## start Supplied material
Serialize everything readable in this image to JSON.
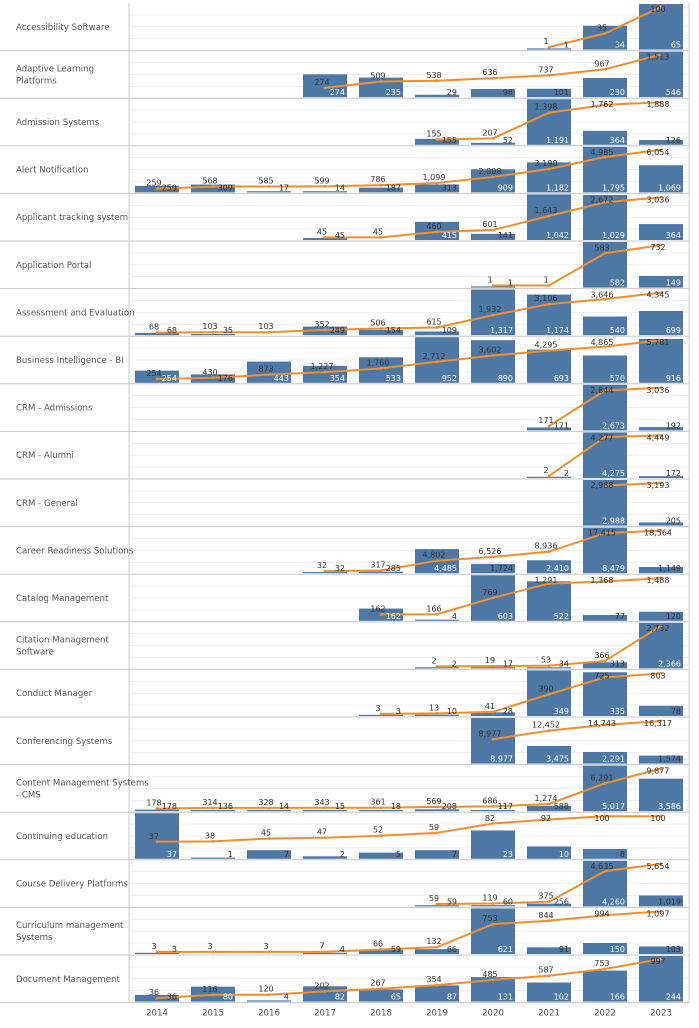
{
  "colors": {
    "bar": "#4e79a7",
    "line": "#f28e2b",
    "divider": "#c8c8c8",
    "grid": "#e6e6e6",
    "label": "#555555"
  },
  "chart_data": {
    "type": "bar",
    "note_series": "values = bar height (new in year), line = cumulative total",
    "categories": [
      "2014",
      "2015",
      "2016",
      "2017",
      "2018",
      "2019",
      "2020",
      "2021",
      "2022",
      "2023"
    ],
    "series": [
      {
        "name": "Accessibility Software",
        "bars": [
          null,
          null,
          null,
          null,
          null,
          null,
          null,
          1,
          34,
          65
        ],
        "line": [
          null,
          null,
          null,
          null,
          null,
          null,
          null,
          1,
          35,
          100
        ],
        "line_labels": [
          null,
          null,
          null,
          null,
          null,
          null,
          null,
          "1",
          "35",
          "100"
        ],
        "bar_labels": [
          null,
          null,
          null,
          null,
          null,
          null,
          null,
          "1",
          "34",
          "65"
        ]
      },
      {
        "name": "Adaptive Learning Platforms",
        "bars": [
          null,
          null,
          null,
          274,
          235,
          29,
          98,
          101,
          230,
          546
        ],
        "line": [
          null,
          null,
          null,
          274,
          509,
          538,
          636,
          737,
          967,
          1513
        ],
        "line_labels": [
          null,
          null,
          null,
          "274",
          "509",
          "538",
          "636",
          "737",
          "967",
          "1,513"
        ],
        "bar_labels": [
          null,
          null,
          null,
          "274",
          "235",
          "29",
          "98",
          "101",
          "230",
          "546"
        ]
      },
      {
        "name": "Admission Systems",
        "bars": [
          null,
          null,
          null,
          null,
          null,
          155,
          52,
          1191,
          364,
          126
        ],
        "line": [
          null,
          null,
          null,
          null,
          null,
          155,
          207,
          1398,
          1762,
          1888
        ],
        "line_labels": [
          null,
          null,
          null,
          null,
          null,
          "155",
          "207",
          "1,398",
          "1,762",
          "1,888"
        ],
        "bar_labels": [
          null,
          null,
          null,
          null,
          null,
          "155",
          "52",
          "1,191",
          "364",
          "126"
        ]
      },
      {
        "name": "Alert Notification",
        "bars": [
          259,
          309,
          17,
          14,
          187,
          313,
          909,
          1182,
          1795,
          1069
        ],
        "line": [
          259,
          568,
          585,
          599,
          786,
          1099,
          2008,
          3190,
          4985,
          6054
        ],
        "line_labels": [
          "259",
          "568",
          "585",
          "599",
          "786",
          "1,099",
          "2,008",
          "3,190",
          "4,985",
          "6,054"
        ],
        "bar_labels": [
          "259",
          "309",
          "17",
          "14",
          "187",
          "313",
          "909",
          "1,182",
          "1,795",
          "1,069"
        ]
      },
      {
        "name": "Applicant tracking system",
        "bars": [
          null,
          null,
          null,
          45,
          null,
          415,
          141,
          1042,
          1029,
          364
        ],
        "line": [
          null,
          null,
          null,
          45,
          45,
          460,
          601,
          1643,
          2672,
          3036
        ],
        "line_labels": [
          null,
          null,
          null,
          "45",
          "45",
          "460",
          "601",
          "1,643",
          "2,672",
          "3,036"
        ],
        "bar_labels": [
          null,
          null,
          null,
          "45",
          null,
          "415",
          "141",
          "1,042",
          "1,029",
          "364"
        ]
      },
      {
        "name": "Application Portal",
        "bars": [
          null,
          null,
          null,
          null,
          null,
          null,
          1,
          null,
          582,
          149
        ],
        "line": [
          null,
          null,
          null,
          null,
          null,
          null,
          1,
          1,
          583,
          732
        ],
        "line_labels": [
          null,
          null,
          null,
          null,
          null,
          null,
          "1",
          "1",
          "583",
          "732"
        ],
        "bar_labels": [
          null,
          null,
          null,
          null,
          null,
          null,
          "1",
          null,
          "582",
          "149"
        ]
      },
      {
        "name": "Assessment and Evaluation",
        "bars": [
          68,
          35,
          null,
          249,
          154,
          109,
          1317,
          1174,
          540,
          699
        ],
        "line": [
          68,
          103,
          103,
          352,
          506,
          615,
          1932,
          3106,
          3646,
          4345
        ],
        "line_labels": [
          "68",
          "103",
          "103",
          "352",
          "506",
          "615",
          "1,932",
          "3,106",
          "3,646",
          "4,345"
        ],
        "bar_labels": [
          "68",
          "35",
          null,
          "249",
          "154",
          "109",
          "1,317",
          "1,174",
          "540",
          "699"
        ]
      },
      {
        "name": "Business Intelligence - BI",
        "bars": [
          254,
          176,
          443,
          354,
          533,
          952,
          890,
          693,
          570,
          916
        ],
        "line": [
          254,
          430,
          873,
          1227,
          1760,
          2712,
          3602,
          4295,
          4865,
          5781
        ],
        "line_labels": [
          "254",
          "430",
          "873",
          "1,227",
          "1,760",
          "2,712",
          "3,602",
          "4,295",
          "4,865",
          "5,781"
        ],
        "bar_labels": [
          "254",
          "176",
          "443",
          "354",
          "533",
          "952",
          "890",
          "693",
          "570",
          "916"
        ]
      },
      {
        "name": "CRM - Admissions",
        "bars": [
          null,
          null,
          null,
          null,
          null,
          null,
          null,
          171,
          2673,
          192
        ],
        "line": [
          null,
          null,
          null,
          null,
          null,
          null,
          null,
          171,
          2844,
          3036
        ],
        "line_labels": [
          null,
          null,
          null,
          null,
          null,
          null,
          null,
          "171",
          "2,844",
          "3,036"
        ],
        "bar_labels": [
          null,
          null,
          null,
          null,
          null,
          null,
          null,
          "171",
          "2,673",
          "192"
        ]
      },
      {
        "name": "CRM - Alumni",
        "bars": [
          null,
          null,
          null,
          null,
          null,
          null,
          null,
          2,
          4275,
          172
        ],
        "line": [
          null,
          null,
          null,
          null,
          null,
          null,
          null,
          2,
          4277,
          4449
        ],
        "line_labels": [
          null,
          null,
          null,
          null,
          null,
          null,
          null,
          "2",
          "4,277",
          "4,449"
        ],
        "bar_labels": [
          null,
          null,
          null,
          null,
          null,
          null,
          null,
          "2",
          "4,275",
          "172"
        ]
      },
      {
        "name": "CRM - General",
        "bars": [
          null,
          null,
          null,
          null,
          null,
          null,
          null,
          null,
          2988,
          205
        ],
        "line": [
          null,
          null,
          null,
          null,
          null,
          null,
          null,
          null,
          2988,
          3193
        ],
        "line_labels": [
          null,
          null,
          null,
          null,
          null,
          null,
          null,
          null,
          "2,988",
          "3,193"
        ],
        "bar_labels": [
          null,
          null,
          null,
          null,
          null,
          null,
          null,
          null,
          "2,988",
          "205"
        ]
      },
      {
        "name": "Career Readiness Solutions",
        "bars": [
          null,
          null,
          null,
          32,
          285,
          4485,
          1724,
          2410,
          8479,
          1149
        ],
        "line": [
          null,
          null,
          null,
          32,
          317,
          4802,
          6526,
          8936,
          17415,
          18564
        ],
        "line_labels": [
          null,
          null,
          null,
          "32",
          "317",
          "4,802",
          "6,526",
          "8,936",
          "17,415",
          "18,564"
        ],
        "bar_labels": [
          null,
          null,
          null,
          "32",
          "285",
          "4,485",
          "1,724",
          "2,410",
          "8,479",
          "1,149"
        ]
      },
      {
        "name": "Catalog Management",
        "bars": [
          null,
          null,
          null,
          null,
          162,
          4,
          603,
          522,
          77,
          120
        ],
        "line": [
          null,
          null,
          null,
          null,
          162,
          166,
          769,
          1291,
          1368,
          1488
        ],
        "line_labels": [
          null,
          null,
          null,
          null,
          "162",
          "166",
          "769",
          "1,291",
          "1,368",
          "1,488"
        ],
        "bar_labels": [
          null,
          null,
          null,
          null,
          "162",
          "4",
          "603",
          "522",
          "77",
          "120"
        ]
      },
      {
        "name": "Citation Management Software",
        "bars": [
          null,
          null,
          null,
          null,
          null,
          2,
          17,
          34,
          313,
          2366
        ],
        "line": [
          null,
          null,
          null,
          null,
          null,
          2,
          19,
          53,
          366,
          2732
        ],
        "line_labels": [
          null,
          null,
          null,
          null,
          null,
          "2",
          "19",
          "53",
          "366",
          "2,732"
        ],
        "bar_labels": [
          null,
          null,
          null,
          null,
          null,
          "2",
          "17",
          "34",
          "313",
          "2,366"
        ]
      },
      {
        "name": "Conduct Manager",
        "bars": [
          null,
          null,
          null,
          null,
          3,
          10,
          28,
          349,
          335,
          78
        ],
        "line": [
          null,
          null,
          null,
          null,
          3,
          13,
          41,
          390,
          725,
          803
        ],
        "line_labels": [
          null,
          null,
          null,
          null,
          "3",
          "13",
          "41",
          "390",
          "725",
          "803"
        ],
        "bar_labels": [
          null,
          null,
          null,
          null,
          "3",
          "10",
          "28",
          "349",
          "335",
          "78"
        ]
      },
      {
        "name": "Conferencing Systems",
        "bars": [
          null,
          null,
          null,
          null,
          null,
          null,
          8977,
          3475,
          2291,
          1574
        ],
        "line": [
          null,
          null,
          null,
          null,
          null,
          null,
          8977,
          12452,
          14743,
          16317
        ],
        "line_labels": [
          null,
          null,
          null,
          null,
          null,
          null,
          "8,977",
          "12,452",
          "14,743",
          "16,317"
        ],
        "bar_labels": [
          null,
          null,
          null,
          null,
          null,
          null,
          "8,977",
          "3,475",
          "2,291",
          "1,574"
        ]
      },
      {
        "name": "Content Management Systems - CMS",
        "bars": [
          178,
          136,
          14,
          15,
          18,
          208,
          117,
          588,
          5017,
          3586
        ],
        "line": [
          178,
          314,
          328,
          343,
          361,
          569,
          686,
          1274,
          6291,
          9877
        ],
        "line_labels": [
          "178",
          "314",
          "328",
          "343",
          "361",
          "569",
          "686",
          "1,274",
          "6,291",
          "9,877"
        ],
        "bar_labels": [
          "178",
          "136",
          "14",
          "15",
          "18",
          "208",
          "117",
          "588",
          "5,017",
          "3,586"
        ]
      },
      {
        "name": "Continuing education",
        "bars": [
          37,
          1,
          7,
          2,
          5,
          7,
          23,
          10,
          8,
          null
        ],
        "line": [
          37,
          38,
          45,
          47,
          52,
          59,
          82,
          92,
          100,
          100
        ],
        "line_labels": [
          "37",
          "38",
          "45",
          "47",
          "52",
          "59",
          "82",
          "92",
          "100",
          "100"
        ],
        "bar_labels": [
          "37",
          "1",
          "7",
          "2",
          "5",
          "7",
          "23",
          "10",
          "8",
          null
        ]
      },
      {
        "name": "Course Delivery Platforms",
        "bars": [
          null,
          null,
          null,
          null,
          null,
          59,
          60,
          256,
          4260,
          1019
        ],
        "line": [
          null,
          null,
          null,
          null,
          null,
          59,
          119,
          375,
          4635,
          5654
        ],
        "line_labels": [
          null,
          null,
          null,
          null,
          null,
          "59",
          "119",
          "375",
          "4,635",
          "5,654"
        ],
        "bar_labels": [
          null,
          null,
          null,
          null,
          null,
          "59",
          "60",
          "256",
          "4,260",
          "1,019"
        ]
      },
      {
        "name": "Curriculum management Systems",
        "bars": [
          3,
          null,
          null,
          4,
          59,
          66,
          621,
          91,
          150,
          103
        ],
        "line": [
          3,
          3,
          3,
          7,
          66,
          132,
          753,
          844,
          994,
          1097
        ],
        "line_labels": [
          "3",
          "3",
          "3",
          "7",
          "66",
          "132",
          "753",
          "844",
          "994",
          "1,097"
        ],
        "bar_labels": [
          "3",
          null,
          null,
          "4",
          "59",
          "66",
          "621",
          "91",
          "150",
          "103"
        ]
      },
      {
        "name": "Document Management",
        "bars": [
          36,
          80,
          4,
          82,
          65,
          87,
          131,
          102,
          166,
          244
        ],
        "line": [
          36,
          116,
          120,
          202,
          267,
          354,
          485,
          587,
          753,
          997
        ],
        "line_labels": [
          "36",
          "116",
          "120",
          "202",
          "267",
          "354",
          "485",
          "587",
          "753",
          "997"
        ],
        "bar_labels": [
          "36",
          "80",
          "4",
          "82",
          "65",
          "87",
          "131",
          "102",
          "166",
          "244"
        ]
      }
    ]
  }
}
## end Supplied material
## start Supplied material
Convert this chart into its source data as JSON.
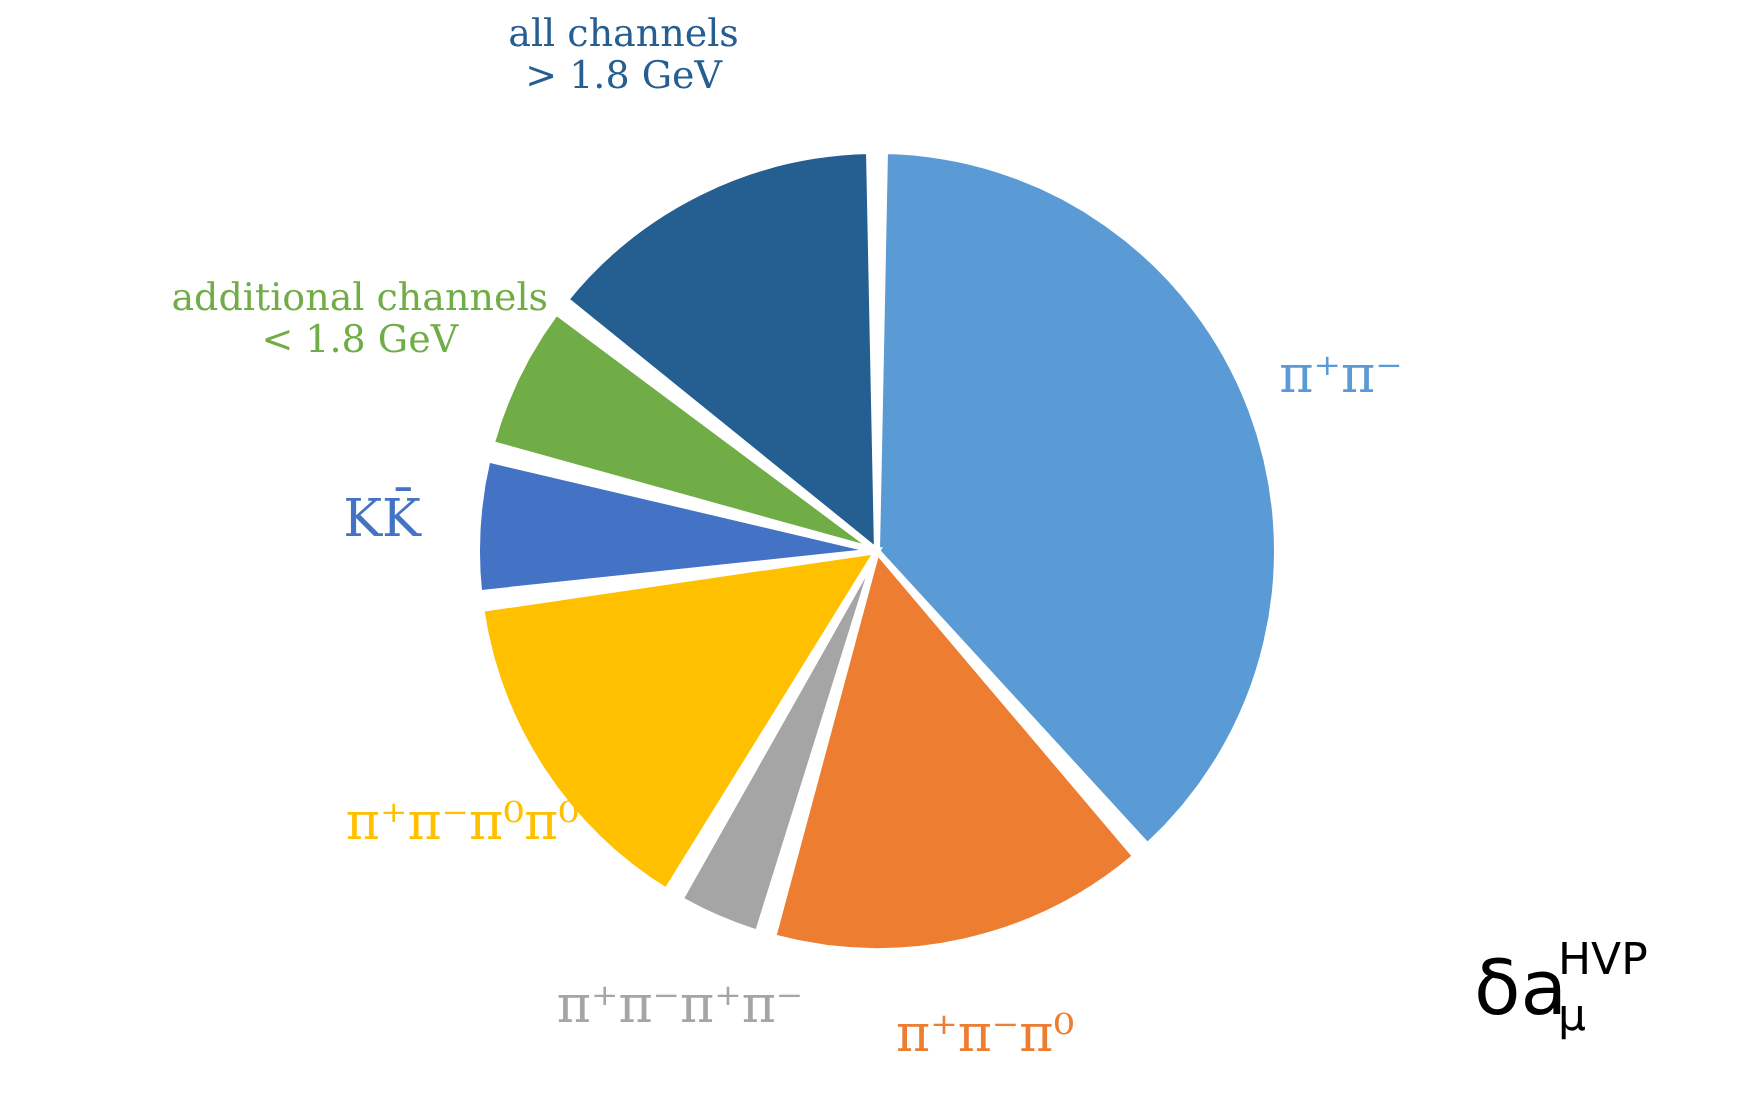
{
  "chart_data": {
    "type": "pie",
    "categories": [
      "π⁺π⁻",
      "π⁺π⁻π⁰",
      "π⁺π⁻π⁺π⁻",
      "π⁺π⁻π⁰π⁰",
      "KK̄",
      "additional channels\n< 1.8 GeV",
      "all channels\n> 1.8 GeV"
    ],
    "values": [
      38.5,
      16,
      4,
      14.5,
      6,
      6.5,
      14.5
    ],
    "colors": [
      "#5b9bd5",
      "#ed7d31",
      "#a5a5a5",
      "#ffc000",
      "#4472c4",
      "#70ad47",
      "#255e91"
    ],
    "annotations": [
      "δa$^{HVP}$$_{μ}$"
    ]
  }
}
## end Supplied material
## start Supplied material
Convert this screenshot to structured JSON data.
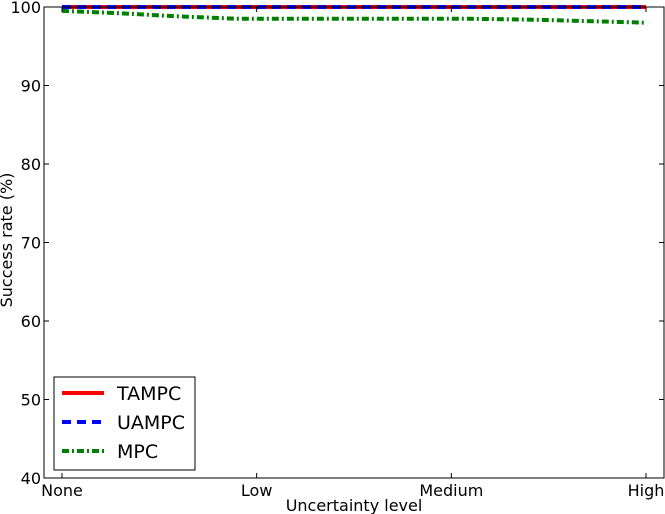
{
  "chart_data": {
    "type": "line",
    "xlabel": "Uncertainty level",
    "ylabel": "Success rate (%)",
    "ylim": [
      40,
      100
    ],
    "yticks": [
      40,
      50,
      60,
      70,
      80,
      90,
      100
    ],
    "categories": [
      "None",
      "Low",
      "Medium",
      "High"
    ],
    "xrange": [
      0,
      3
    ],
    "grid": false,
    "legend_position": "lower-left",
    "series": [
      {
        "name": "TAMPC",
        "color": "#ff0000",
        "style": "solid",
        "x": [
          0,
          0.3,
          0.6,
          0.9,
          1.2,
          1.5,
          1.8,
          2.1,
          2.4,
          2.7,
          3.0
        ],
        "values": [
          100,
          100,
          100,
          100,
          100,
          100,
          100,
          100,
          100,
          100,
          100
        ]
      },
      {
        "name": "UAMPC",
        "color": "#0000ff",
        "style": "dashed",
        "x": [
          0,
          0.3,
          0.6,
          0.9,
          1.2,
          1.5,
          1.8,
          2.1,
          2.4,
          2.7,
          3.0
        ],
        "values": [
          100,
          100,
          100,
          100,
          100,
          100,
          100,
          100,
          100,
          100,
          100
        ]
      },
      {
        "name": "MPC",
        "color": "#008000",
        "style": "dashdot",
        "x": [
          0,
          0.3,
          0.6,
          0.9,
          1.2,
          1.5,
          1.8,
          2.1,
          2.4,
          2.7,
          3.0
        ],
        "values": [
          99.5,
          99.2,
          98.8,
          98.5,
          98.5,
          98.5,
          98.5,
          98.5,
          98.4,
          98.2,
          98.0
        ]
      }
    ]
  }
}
## end Supplied material
Brief - From the entries above, pull out each line that includes "this".

Written solution -
Serialize everything readable in this image to JSON.
Convert this chart into its source data as JSON.
Convert this screenshot to structured JSON data.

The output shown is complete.